• [INPUT MATERIAL]
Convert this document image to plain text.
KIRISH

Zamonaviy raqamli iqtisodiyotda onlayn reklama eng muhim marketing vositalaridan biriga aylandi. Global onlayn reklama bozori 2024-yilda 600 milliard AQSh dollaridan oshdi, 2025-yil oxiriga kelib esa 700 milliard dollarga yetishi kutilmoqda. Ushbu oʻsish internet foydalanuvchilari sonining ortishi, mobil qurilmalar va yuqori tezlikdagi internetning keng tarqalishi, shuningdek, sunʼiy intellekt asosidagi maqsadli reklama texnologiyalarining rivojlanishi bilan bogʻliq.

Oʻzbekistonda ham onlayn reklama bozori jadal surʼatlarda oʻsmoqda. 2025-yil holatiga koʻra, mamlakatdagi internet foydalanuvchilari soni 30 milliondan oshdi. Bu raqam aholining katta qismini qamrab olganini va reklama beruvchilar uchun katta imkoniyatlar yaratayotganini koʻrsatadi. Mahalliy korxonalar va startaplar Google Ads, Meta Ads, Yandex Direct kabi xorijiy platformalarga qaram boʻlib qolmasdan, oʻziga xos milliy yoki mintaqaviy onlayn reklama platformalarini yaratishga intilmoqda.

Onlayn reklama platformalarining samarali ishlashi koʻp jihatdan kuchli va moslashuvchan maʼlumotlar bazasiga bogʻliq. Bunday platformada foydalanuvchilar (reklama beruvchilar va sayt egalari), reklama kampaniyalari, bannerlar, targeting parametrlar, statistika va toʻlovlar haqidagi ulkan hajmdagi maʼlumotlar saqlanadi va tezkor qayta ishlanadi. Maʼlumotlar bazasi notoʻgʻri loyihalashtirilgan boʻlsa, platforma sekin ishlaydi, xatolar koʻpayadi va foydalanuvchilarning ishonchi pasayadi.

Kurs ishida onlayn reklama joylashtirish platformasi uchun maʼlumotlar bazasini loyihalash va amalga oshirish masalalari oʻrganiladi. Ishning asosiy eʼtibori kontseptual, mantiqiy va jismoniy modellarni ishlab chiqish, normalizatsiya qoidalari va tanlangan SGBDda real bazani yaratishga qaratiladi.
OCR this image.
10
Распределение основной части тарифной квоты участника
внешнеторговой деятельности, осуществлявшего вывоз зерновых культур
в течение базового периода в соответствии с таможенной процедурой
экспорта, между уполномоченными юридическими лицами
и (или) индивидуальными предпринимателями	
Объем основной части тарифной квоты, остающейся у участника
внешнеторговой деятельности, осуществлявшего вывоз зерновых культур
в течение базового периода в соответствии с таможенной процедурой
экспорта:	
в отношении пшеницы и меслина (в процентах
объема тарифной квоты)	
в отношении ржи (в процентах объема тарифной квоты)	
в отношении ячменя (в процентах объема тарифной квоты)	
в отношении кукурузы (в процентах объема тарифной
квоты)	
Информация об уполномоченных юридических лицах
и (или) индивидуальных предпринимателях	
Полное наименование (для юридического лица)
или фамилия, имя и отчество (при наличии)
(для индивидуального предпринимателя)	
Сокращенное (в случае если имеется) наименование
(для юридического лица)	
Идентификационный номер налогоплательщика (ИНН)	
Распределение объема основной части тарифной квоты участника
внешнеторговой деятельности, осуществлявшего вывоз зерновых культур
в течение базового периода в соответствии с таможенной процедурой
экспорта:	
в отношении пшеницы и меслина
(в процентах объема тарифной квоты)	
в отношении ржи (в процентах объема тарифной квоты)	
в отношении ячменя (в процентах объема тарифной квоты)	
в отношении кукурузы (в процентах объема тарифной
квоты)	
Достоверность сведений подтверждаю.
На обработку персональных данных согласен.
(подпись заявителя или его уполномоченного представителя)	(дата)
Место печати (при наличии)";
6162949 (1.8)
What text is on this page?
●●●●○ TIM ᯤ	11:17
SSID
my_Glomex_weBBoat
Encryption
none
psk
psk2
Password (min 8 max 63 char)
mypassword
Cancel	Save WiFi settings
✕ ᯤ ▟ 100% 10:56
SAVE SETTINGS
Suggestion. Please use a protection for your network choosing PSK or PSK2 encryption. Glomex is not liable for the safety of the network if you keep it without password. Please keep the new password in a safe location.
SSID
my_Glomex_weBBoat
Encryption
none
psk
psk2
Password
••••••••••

• [TASK DESCRIPTION] Write out the whole listing exactly.

• [TASK RESULT]
Convert this document image to plain text.
KIRISH

Zamonaviy raqamli iqtisodiyotda onlayn reklama eng muhim marketing vositalaridan biriga aylandi. Global onlayn reklama bozori 2024-yilda 600 milliard AQSh dollaridan oshdi, 2025-yil oxiriga kelib esa 700 milliard dollarga yetishi kutilmoqda. Ushbu oʻsish internet foydalanuvchilari sonining ortishi, mobil qurilmalar va yuqori tezlikdagi internetning keng tarqalishi, shuningdek, sunʼiy intellekt asosidagi maqsadli reklama texnologiyalarining rivojlanishi bilan bogʻliq.

Oʻzbekistonda ham onlayn reklama bozori jadal surʼatlarda oʻsmoqda. 2025-yil holatiga koʻra, mamlakatdagi internet foydalanuvchilari soni 30 milliondan oshdi. Bu raqam aholining katta qismini qamrab olganini va reklama beruvchilar uchun katta imkoniyatlar yaratayotganini koʻrsatadi. Mahalliy korxonalar va startaplar Google Ads, Meta Ads, Yandex Direct kabi xorijiy platformalarga qaram boʻlib qolmasdan, oʻziga xos milliy yoki mintaqaviy onlayn reklama platformalarini yaratishga intilmoqda.

Onlayn reklama platformalarining samarali ishlashi koʻp jihatdan kuchli va moslashuvchan maʼlumotlar bazasiga bogʻliq. Bunday platformada foydalanuvchilar (reklama beruvchilar va sayt egalari), reklama kampaniyalari, bannerlar, targeting parametrlar, statistika va toʻlovlar haqidagi ulkan hajmdagi maʼlumotlar saqlanadi va tezkor qayta ishlanadi. Maʼlumotlar bazasi notoʻgʻri loyihalashtirilgan boʻlsa, platforma sekin ishlaydi, xatolar koʻpayadi va foydalanuvchilarning ishonchi pasayadi.

Kurs ishida onlayn reklama joylashtirish platformasi uchun maʼlumotlar bazasini loyihalash va amalga oshirish masalalari oʻrganiladi. Ishning asosiy eʼtibori kontseptual, mantiqiy va jismoniy modellarni ishlab chiqish, normalizatsiya qoidalari va tanlangan SGBDda real bazani yaratishga qaratiladi.
OCR this image.
10
Распределение основной части тарифной квоты участника
внешнеторговой деятельности, осуществлявшего вывоз зерновых культур
в течение базового периода в соответствии с таможенной процедурой
экспорта, между уполномоченными юридическими лицами
и (или) индивидуальными предпринимателями	
Объем основной части тарифной квоты, остающейся у участника
внешнеторговой деятельности, осуществлявшего вывоз зерновых культур
в течение базового периода в соответствии с таможенной процедурой
экспорта:	
в отношении пшеницы и меслина (в процентах
объема тарифной квоты)	
в отношении ржи (в процентах объема тарифной квоты)	
в отношении ячменя (в процентах объема тарифной квоты)	
в отношении кукурузы (в процентах объема тарифной
квоты)	
Информация об уполномоченных юридических лицах
и (или) индивидуальных предпринимателях	
Полное наименование (для юридического лица)
или фамилия, имя и отчество (при наличии)
(для индивидуального предпринимателя)	
Сокращенное (в случае если имеется) наименование
(для юридического лица)	
Идентификационный номер налогоплательщика (ИНН)	
Распределение объема основной части тарифной квоты участника
внешнеторговой деятельности, осуществлявшего вывоз зерновых культур
в течение базового периода в соответствии с таможенной процедурой
экспорта:	
в отношении пшеницы и меслина
(в процентах объема тарифной квоты)	
в отношении ржи (в процентах объема тарифной квоты)	
в отношении ячменя (в процентах объема тарифной квоты)	
в отношении кукурузы (в процентах объема тарифной
квоты)	
Достоверность сведений подтверждаю.
На обработку персональных данных согласен.
(подпись заявителя или его уполномоченного представителя)	(дата)
Место печати (при наличии)";
6162949 (1.8)
What text is on this page?
●●●●○ TIM ᯤ	11:17
SSID
my_Glomex_weBBoat
Encryption
none
psk
psk2
Password (min 8 max 63 char)
mypassword
Cancel	Save WiFi settings
✕ ᯤ ▟ 100% 10:56
SAVE SETTINGS
Suggestion. Please use a protection for your network choosing PSK or PSK2 encryption. Glomex is not liable for the safety of the network if you keep it without password. Please keep the new password in a safe location.
SSID
my_Glomex_weBBoat
Encryption
none
psk
psk2
Password
••••••••••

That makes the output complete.